Each record must be reproduced exactly as it is shown.

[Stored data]
********************
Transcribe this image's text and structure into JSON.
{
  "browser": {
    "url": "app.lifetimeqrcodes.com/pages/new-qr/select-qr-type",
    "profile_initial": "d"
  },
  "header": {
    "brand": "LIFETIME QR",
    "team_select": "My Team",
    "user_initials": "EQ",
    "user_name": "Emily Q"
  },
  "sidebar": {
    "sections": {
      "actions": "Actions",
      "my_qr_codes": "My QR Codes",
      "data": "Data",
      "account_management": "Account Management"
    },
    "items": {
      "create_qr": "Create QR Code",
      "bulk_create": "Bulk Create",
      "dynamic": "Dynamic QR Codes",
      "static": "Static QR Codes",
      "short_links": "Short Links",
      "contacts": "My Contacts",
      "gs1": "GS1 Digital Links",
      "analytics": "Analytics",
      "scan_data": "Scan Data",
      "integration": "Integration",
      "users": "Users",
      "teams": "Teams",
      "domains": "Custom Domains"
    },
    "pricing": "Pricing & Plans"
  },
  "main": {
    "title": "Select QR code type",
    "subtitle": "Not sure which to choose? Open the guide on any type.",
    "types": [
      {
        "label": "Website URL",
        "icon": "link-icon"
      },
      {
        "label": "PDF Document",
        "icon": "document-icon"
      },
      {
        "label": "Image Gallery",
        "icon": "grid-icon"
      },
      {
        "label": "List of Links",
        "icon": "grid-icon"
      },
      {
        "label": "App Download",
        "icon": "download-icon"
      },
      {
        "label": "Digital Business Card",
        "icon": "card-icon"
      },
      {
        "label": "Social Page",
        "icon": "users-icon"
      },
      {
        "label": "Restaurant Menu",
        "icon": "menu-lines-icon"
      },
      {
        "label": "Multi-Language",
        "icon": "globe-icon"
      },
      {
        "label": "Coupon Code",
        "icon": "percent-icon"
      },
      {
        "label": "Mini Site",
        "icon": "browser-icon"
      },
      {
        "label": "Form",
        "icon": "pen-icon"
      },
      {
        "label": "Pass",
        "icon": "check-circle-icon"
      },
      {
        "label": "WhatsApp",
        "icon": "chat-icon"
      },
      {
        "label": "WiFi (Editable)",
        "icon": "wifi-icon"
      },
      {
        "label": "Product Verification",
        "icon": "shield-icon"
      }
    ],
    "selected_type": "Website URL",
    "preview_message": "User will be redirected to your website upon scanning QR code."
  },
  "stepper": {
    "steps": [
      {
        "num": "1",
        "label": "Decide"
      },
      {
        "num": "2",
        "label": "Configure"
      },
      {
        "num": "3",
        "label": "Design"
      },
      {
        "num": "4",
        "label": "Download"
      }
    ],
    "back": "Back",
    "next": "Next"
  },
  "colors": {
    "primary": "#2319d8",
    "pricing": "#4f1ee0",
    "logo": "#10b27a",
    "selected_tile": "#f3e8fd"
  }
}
********************
• **ANSWER FOR THE TASK**:
Transcribe this image's text and structure into JSON.
{
  "browser": {
    "url": "app.lifetimeqrcodes.com/pages/new-qr/select-qr-type",
    "profile_initial": "d"
  },
  "header": {
    "brand": "LIFETIME QR",
    "team_select": "My Team",
    "user_initials": "EQ",
    "user_name": "Emily Q"
  },
  "sidebar": {
    "sections": {
      "actions": "Actions",
      "my_qr_codes": "My QR Codes",
      "data": "Data",
      "account_management": "Account Management"
    },
    "items": {
      "create_qr": "Create QR Code",
      "bulk_create": "Bulk Create",
      "dynamic": "Dynamic QR Codes",
      "static": "Static QR Codes",
      "short_links": "Short Links",
      "contacts": "My Contacts",
      "gs1": "GS1 Digital Links",
      "analytics": "Analytics",
      "scan_data": "Scan Data",
      "integration": "Integration",
      "users": "Users",
      "teams": "Teams",
      "domains": "Custom Domains"
    },
    "pricing": "Pricing & Plans"
  },
  "main": {
    "title": "Select QR code type",
    "subtitle": "Not sure which to choose? Open the guide on any type.",
    "types": [
      {
        "label": "Website URL",
        "icon": "link-icon"
      },
      {
        "label": "PDF Document",
        "icon": "document-icon"
      },
      {
        "label": "Image Gallery",
        "icon": "grid-icon"
      },
      {
        "label": "List of Links",
        "icon": "grid-icon"
      },
      {
        "label": "App Download",
        "icon": "download-icon"
      },
      {
        "label": "Digital Business Card",
        "icon": "card-icon"
      },
      {
        "label": "Social Page",
        "icon": "users-icon"
      },
      {
        "label": "Restaurant Menu",
        "icon": "menu-lines-icon"
      },
      {
        "label": "Multi-Language",
        "icon": "globe-icon"
      },
      {
        "label": "Coupon Code",
        "icon": "percent-icon"
      },
      {
        "label": "Mini Site",
        "icon": "browser-icon"
      },
      {
        "label": "Form",
        "icon": "pen-icon"
      },
      {
        "label": "Pass",
        "icon": "check-circle-icon"
      },
      {
        "label": "WhatsApp",
        "icon": "chat-icon"
      },
      {
        "label": "WiFi (Editable)",
        "icon": "wifi-icon"
      },
      {
        "label": "Product Verification",
        "icon": "shield-icon"
      }
    ],
    "selected_type": "Website URL",
    "preview_message": "User will be redirected to your website upon scanning QR code."
  },
  "stepper": {
    "steps": [
      {
        "num": "1",
        "label": "Decide"
      },
      {
        "num": "2",
        "label": "Configure"
      },
      {
        "num": "3",
        "label": "Design"
      },
      {
        "num": "4",
        "label": "Download"
      }
    ],
    "back": "Back",
    "next": "Next"
  },
  "colors": {
    "primary": "#2319d8",
    "pricing": "#4f1ee0",
    "logo": "#10b27a",
    "selected_tile": "#f3e8fd"
  }
}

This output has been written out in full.